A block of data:

##########

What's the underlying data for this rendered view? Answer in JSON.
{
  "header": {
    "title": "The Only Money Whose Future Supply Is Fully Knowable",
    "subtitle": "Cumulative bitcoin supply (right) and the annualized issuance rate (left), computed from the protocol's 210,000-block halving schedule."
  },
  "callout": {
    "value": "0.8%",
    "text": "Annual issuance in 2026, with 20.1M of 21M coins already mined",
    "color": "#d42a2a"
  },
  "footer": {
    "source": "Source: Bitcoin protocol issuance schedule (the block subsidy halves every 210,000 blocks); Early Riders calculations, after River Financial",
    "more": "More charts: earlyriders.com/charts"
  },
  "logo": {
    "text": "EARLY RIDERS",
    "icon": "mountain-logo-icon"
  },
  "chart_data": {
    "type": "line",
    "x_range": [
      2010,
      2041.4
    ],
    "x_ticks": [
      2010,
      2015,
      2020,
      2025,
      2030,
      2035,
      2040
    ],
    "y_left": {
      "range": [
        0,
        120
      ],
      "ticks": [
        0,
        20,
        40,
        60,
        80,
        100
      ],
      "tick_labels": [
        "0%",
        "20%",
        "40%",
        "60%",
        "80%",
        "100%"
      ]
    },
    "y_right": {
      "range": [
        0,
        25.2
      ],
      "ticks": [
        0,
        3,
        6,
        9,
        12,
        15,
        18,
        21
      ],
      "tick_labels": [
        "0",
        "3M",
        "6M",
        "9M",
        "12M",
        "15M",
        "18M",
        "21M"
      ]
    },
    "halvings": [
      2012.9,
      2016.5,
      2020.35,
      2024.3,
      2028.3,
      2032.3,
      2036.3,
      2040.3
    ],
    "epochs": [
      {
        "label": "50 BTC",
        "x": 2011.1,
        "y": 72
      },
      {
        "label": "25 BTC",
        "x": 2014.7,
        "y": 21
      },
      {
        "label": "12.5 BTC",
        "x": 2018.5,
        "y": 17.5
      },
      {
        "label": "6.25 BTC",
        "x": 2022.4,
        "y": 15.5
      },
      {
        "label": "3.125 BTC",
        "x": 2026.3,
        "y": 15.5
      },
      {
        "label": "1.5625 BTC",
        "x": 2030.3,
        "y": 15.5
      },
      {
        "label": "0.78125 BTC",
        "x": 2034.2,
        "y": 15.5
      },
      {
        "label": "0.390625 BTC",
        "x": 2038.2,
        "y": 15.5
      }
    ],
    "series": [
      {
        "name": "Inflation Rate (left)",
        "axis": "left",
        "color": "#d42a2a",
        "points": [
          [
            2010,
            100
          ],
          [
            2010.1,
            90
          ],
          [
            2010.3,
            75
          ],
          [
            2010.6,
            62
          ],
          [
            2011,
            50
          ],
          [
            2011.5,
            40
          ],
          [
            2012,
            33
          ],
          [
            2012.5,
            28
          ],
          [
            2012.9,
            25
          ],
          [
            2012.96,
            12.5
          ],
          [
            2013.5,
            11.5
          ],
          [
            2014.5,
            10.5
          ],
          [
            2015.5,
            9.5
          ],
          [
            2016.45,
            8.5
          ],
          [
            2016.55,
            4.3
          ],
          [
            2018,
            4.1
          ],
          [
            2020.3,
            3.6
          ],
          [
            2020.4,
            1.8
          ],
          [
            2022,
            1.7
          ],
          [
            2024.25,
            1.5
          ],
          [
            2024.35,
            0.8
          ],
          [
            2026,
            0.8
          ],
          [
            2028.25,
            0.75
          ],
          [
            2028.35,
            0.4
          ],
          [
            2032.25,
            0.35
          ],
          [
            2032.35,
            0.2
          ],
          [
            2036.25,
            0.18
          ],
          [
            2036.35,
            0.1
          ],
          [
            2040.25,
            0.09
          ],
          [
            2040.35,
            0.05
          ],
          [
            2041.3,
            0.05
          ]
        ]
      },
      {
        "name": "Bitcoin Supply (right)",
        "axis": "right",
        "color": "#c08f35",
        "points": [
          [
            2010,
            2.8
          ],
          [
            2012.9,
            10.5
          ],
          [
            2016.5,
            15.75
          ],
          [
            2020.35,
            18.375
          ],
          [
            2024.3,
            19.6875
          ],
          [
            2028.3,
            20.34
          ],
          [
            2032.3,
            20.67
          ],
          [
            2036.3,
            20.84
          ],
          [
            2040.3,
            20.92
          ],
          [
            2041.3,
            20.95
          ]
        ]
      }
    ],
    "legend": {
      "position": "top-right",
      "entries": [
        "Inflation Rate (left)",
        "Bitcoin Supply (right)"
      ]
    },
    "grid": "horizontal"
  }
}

##########

§ Aim: Write out the whole listing exactly.

§ Complete response:
What's the underlying data for this rendered view? Answer in JSON.
{
  "header": {
    "title": "The Only Money Whose Future Supply Is Fully Knowable",
    "subtitle": "Cumulative bitcoin supply (right) and the annualized issuance rate (left), computed from the protocol's 210,000-block halving schedule."
  },
  "callout": {
    "value": "0.8%",
    "text": "Annual issuance in 2026, with 20.1M of 21M coins already mined",
    "color": "#d42a2a"
  },
  "footer": {
    "source": "Source: Bitcoin protocol issuance schedule (the block subsidy halves every 210,000 blocks); Early Riders calculations, after River Financial",
    "more": "More charts: earlyriders.com/charts"
  },
  "logo": {
    "text": "EARLY RIDERS",
    "icon": "mountain-logo-icon"
  },
  "chart_data": {
    "type": "line",
    "x_range": [
      2010,
      2041.4
    ],
    "x_ticks": [
      2010,
      2015,
      2020,
      2025,
      2030,
      2035,
      2040
    ],
    "y_left": {
      "range": [
        0,
        120
      ],
      "ticks": [
        0,
        20,
        40,
        60,
        80,
        100
      ],
      "tick_labels": [
        "0%",
        "20%",
        "40%",
        "60%",
        "80%",
        "100%"
      ]
    },
    "y_right": {
      "range": [
        0,
        25.2
      ],
      "ticks": [
        0,
        3,
        6,
        9,
        12,
        15,
        18,
        21
      ],
      "tick_labels": [
        "0",
        "3M",
        "6M",
        "9M",
        "12M",
        "15M",
        "18M",
        "21M"
      ]
    },
    "halvings": [
      2012.9,
      2016.5,
      2020.35,
      2024.3,
      2028.3,
      2032.3,
      2036.3,
      2040.3
    ],
    "epochs": [
      {
        "label": "50 BTC",
        "x": 2011.1,
        "y": 72
      },
      {
        "label": "25 BTC",
        "x": 2014.7,
        "y": 21
      },
      {
        "label": "12.5 BTC",
        "x": 2018.5,
        "y": 17.5
      },
      {
        "label": "6.25 BTC",
        "x": 2022.4,
        "y": 15.5
      },
      {
        "label": "3.125 BTC",
        "x": 2026.3,
        "y": 15.5
      },
      {
        "label": "1.5625 BTC",
        "x": 2030.3,
        "y": 15.5
      },
      {
        "label": "0.78125 BTC",
        "x": 2034.2,
        "y": 15.5
      },
      {
        "label": "0.390625 BTC",
        "x": 2038.2,
        "y": 15.5
      }
    ],
    "series": [
      {
        "name": "Inflation Rate (left)",
        "axis": "left",
        "color": "#d42a2a",
        "points": [
          [
            2010,
            100
          ],
          [
            2010.1,
            90
          ],
          [
            2010.3,
            75
          ],
          [
            2010.6,
            62
          ],
          [
            2011,
            50
          ],
          [
            2011.5,
            40
          ],
          [
            2012,
            33
          ],
          [
            2012.5,
            28
          ],
          [
            2012.9,
            25
          ],
          [
            2012.96,
            12.5
          ],
          [
            2013.5,
            11.5
          ],
          [
            2014.5,
            10.5
          ],
          [
            2015.5,
            9.5
          ],
          [
            2016.45,
            8.5
          ],
          [
            2016.55,
            4.3
          ],
          [
            2018,
            4.1
          ],
          [
            2020.3,
            3.6
          ],
          [
            2020.4,
            1.8
          ],
          [
            2022,
            1.7
          ],
          [
            2024.25,
            1.5
          ],
          [
            2024.35,
            0.8
          ],
          [
            2026,
            0.8
          ],
          [
            2028.25,
            0.75
          ],
          [
            2028.35,
            0.4
          ],
          [
            2032.25,
            0.35
          ],
          [
            2032.35,
            0.2
          ],
          [
            2036.25,
            0.18
          ],
          [
            2036.35,
            0.1
          ],
          [
            2040.25,
            0.09
          ],
          [
            2040.35,
            0.05
          ],
          [
            2041.3,
            0.05
          ]
        ]
      },
      {
        "name": "Bitcoin Supply (right)",
        "axis": "right",
        "color": "#c08f35",
        "points": [
          [
            2010,
            2.8
          ],
          [
            2012.9,
            10.5
          ],
          [
            2016.5,
            15.75
          ],
          [
            2020.35,
            18.375
          ],
          [
            2024.3,
            19.6875
          ],
          [
            2028.3,
            20.34
          ],
          [
            2032.3,
            20.67
          ],
          [
            2036.3,
            20.84
          ],
          [
            2040.3,
            20.92
          ],
          [
            2041.3,
            20.95
          ]
        ]
      }
    ],
    "legend": {
      "position": "top-right",
      "entries": [
        "Inflation Rate (left)",
        "Bitcoin Supply (right)"
      ]
    },
    "grid": "horizontal"
  }
}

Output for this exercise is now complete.